* [Exercise aim]
Count the lines below that contain the word "RIPARTIZIONE", and give only that number.

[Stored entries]
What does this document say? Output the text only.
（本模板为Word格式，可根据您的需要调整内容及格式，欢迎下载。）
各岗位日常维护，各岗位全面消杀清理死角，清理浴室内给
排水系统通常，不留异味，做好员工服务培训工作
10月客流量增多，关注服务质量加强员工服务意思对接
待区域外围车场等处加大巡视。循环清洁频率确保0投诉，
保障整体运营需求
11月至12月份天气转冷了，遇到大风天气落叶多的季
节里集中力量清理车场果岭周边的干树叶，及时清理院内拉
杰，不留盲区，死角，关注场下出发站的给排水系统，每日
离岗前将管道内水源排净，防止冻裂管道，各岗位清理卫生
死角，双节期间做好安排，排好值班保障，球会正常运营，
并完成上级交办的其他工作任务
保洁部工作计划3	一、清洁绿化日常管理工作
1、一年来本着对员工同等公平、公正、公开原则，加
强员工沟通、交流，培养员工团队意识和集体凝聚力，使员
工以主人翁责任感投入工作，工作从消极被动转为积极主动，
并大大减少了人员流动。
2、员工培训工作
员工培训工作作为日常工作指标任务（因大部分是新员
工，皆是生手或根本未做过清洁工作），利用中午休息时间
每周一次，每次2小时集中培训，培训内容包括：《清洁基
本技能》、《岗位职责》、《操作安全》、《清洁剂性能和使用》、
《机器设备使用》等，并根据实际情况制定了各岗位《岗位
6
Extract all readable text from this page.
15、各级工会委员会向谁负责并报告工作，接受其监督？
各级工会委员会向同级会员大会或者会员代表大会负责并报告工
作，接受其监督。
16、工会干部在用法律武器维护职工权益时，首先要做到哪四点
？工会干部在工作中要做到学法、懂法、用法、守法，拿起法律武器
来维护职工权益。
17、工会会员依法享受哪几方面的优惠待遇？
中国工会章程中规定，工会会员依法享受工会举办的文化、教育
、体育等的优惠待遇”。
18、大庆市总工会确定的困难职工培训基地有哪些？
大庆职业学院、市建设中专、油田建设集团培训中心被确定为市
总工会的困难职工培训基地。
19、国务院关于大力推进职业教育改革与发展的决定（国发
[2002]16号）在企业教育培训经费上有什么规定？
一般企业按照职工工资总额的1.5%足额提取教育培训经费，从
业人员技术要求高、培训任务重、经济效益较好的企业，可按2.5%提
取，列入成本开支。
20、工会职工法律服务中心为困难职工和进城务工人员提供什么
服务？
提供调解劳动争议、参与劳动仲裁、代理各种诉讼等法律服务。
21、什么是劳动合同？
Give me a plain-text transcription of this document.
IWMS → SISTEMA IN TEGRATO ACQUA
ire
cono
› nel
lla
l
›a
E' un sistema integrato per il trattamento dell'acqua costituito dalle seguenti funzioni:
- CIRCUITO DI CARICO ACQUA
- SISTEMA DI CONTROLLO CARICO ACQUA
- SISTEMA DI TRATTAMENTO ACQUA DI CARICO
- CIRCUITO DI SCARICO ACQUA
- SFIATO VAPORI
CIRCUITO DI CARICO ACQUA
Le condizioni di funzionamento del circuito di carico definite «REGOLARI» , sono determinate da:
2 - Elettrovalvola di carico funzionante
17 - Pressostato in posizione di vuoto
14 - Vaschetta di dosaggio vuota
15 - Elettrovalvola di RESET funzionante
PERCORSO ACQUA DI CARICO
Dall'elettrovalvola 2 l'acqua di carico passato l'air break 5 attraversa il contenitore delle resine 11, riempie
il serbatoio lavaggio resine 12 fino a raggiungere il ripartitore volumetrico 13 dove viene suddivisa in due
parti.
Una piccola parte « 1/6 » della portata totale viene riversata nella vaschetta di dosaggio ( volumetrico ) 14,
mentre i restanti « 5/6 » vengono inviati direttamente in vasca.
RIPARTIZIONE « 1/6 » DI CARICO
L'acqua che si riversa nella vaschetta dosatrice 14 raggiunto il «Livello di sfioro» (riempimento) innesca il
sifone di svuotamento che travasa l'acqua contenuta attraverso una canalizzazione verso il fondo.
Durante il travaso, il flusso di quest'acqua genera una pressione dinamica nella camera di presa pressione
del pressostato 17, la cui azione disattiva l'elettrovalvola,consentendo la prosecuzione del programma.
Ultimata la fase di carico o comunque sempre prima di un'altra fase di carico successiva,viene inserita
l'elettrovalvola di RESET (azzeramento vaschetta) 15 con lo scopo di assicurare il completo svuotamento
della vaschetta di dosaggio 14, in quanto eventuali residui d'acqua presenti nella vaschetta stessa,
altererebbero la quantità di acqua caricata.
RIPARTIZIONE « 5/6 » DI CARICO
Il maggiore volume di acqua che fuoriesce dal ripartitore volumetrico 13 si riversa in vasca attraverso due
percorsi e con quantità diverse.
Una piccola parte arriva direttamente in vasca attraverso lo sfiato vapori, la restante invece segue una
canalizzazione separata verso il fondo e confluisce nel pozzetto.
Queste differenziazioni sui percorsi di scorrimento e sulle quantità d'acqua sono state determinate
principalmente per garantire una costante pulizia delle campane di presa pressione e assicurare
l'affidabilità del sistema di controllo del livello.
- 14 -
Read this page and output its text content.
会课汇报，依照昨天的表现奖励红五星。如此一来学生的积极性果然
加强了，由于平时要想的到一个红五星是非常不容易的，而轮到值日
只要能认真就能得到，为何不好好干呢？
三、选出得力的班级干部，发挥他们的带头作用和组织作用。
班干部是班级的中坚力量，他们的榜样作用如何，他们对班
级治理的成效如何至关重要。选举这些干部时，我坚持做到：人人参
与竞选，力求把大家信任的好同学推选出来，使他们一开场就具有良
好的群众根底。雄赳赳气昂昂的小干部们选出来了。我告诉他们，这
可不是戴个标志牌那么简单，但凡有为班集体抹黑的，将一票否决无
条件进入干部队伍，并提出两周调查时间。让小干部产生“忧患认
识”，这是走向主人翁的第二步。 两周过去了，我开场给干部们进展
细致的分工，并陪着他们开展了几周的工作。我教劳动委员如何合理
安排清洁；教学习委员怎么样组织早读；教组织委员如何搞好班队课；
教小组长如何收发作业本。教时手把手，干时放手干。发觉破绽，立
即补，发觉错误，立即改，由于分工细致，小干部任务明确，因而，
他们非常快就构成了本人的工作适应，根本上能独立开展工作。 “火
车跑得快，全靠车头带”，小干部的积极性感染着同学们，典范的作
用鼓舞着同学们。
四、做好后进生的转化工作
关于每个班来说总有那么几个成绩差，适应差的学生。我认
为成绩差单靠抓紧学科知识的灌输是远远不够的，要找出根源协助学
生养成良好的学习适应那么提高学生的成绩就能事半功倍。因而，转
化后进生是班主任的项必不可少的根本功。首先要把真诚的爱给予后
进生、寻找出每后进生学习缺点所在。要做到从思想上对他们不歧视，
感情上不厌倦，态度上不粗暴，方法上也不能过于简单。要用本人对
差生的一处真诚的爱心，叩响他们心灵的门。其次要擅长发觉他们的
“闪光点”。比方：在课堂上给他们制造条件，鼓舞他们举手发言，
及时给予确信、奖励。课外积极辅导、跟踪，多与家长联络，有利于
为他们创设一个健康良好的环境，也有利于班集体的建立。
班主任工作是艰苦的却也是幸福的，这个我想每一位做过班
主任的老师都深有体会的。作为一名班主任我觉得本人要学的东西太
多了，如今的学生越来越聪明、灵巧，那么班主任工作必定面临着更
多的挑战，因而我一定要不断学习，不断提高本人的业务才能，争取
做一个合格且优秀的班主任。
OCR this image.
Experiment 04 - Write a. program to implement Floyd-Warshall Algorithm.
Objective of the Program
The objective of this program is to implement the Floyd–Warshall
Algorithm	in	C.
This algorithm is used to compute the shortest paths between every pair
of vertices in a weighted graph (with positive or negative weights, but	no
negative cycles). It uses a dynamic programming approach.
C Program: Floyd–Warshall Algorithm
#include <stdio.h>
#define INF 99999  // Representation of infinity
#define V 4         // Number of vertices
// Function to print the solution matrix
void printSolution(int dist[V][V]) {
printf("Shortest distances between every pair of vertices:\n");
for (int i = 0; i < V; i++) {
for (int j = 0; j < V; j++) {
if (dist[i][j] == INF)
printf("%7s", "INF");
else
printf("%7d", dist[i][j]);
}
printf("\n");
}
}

* [Response to this exercise]
2